■ Brief: Drop all images and give the records again exactly.

-- START OF Data to process --

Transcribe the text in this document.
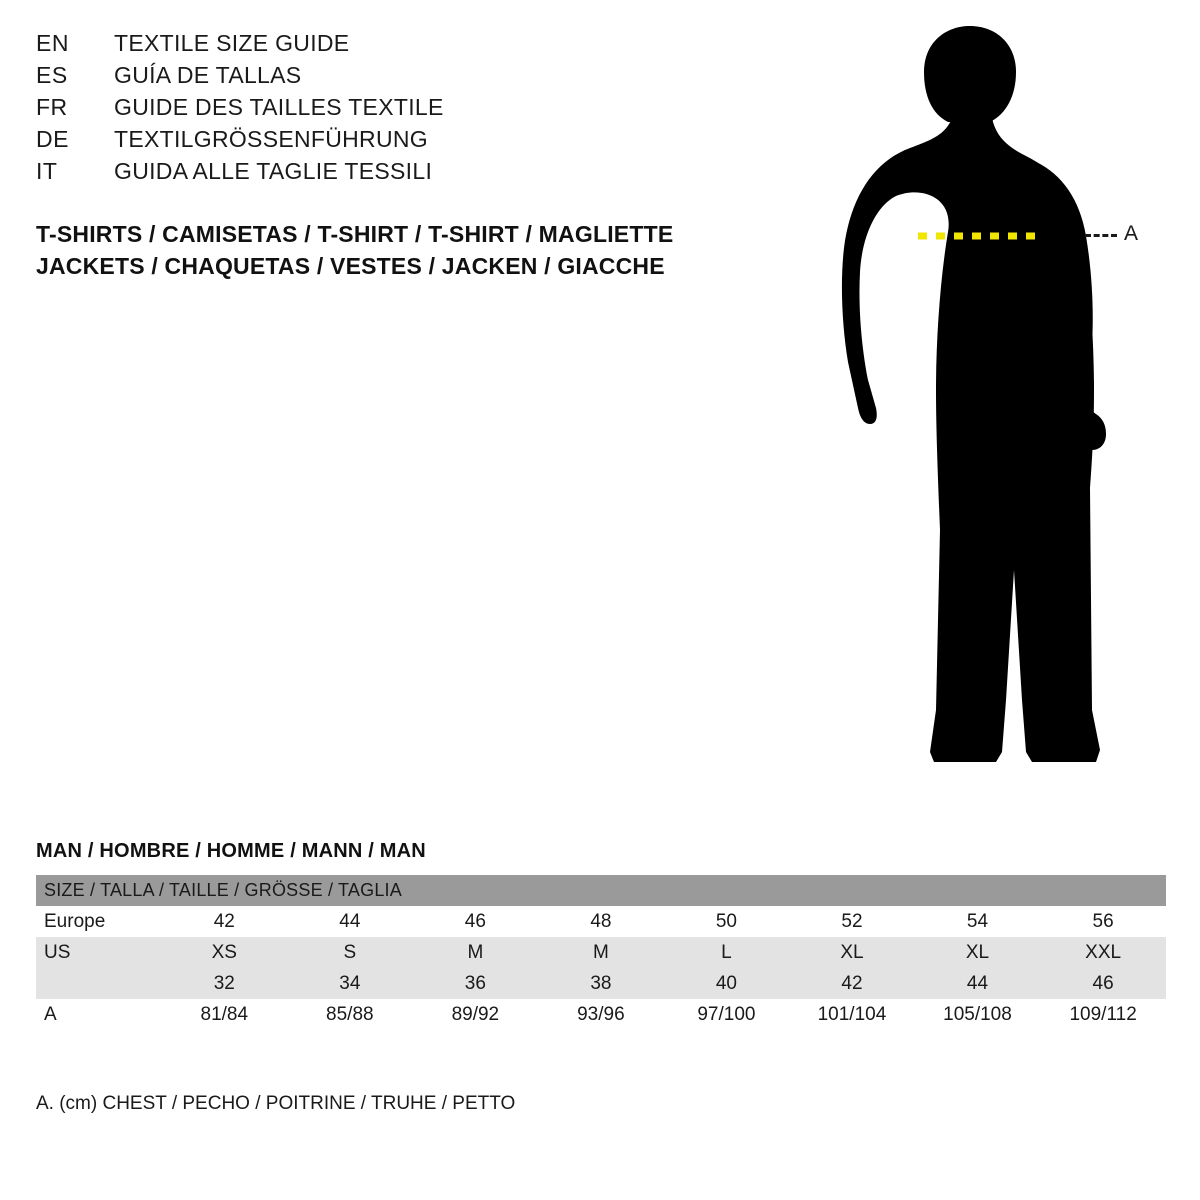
EN	TEXTILE SIZE GUIDE
ES	GUÍA DE TALLAS
FR	GUIDE DES TAILLES TEXTILE
DE	TEXTILGRÖSSENFÜHRUNG
IT	GUIDA ALLE TAGLIE TESSILI
T-SHIRTS / CAMISETAS / T-SHIRT / T-SHIRT / MAGLIETTE
JACKETS / CHAQUETAS / VESTES / JACKEN / GIACCHE
A
MAN / HOMBRE / HOMME / MANN / MAN
SIZE / TALLA / TAILLE / GRÖSSE / TAGLIA								
Europe	42	44	46	48	50	52	54	56
US	XS	S	M	M	L	XL	XL	XXL
	32	34	36	38	40	42	44	46
A	81/84	85/88	89/92	93/96	97/100	101/104	105/108	109/112
A. (cm) CHEST / PECHO / POITRINE / TRUHE / PETTO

-- END OF Data to process --

■ Answer to this problem:
Transcribe the text in this document.
EN	TEXTILE SIZE GUIDE
ES	GUÍA DE TALLAS
FR	GUIDE DES TAILLES TEXTILE
DE	TEXTILGRÖSSENFÜHRUNG
IT	GUIDA ALLE TAGLIE TESSILI
T-SHIRTS / CAMISETAS / T-SHIRT / T-SHIRT / MAGLIETTE
JACKETS / CHAQUETAS / VESTES / JACKEN / GIACCHE
A
MAN / HOMBRE / HOMME / MANN / MAN
SIZE / TALLA / TAILLE / GRÖSSE / TAGLIA								
Europe	42	44	46	48	50	52	54	56
US	XS	S	M	M	L	XL	XL	XXL
	32	34	36	38	40	42	44	46
A	81/84	85/88	89/92	93/96	97/100	101/104	105/108	109/112
A. (cm) CHEST / PECHO / POITRINE / TRUHE / PETTO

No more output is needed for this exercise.